→ **EXERCISE BRIEF**:
Which lines hold the string "location"? Copy every one of them.

-- start of TASK DATA --

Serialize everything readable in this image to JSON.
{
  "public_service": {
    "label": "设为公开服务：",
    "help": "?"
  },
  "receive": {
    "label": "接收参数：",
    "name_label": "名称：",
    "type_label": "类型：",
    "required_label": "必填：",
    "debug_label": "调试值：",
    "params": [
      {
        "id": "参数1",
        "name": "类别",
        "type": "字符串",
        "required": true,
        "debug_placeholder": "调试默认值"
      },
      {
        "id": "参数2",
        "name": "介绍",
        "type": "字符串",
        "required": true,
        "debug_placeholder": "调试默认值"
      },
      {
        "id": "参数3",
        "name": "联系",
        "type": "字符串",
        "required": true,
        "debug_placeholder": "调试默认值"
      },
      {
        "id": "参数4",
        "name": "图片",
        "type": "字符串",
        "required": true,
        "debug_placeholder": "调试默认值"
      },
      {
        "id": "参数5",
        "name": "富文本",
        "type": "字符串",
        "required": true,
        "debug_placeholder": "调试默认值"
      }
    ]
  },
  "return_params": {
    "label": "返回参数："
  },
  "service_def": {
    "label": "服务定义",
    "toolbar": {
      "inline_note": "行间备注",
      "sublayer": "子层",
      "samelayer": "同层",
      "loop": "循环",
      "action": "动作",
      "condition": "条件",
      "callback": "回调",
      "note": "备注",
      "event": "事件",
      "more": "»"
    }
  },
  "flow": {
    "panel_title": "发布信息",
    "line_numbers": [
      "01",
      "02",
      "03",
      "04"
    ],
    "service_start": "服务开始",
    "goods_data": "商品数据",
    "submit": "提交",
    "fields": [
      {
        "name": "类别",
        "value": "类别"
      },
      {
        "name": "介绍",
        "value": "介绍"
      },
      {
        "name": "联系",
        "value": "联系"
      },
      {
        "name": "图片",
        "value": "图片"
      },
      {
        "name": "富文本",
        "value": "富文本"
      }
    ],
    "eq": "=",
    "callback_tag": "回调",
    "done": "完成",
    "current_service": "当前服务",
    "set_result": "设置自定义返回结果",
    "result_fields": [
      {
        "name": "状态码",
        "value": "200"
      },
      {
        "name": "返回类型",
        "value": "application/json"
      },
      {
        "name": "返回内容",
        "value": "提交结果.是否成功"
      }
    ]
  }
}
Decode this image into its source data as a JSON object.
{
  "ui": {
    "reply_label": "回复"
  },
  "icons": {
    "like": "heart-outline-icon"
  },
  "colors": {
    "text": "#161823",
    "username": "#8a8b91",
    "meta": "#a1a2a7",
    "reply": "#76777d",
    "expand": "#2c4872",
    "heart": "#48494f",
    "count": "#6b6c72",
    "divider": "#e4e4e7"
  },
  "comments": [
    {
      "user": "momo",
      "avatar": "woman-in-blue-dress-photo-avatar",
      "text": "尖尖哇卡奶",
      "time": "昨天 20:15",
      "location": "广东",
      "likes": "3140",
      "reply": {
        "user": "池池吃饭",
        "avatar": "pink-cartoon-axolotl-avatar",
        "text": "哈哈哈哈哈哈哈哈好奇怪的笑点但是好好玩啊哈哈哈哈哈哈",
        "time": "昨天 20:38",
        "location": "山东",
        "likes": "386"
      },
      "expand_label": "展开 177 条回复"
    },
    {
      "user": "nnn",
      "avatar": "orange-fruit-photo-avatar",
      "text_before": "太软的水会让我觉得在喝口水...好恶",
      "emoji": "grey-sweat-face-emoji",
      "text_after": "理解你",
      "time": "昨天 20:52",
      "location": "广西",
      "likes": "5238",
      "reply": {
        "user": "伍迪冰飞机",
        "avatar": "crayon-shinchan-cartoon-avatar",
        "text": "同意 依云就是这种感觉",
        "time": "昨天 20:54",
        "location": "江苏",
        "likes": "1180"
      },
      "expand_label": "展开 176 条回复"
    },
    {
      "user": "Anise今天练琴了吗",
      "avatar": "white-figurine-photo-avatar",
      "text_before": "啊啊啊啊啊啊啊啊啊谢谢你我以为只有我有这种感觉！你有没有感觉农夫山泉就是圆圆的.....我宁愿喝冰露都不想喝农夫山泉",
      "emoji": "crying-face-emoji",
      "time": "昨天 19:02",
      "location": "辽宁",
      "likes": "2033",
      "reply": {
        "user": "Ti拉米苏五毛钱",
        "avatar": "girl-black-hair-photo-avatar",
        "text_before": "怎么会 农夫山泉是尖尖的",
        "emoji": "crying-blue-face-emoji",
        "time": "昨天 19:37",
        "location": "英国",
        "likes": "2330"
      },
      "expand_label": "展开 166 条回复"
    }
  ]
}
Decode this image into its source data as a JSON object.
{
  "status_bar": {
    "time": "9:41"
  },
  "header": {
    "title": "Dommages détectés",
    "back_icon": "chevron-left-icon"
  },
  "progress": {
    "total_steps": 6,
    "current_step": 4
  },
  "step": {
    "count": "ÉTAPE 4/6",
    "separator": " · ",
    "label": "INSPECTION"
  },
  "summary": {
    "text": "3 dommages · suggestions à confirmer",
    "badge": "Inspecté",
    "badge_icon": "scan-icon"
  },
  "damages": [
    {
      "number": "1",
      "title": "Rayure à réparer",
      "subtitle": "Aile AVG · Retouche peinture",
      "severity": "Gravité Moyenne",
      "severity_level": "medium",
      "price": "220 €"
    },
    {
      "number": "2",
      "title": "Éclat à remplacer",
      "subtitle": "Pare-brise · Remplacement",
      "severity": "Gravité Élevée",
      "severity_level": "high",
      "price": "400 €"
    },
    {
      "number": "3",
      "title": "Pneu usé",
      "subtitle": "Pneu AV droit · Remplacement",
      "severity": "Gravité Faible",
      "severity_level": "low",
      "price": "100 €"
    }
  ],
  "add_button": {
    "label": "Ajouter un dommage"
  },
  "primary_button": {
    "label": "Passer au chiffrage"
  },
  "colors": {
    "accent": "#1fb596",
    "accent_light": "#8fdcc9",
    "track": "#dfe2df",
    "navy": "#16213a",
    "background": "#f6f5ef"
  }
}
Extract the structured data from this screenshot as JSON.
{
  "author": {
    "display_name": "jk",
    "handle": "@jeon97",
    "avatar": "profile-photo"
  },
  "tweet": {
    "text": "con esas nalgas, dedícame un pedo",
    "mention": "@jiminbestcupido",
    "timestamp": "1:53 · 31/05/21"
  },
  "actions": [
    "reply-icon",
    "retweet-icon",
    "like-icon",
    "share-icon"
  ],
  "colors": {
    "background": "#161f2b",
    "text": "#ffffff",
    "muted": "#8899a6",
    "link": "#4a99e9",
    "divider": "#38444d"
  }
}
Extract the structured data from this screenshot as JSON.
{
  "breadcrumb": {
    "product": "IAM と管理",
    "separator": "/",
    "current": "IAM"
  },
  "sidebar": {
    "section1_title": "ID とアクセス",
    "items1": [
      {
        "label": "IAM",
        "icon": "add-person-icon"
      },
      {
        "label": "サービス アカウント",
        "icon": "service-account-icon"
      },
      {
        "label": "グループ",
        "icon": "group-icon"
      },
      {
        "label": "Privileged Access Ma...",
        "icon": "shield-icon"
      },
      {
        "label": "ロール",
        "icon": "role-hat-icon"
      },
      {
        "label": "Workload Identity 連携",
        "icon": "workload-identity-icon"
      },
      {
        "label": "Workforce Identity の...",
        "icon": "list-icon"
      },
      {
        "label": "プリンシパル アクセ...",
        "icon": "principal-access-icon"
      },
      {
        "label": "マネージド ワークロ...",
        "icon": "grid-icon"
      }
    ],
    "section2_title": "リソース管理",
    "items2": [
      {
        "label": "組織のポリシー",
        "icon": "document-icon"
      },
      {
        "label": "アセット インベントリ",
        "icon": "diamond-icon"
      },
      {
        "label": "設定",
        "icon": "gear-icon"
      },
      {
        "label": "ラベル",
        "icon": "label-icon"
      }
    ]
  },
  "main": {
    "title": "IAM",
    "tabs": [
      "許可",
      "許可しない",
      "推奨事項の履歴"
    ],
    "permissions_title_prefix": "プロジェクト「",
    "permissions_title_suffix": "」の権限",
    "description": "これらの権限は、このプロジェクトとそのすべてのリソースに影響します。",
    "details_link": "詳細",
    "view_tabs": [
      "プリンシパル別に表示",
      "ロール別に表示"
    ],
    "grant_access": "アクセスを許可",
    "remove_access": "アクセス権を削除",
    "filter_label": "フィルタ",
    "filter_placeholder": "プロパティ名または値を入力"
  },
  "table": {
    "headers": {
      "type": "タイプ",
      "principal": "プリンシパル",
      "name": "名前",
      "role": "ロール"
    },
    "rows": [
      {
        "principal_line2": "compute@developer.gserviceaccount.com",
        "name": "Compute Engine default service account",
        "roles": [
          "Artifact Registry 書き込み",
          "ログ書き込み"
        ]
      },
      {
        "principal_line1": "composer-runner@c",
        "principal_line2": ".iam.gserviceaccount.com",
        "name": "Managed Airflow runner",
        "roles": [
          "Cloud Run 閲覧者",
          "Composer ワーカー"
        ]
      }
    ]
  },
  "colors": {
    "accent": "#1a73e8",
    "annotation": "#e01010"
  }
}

-- end of TASK DATA --

→ **OUTPUT**:
      "location": "广东",
        "location": "山东",
      "location": "广西",
        "location": "江苏",
      "location": "辽宁",
        "location": "英国",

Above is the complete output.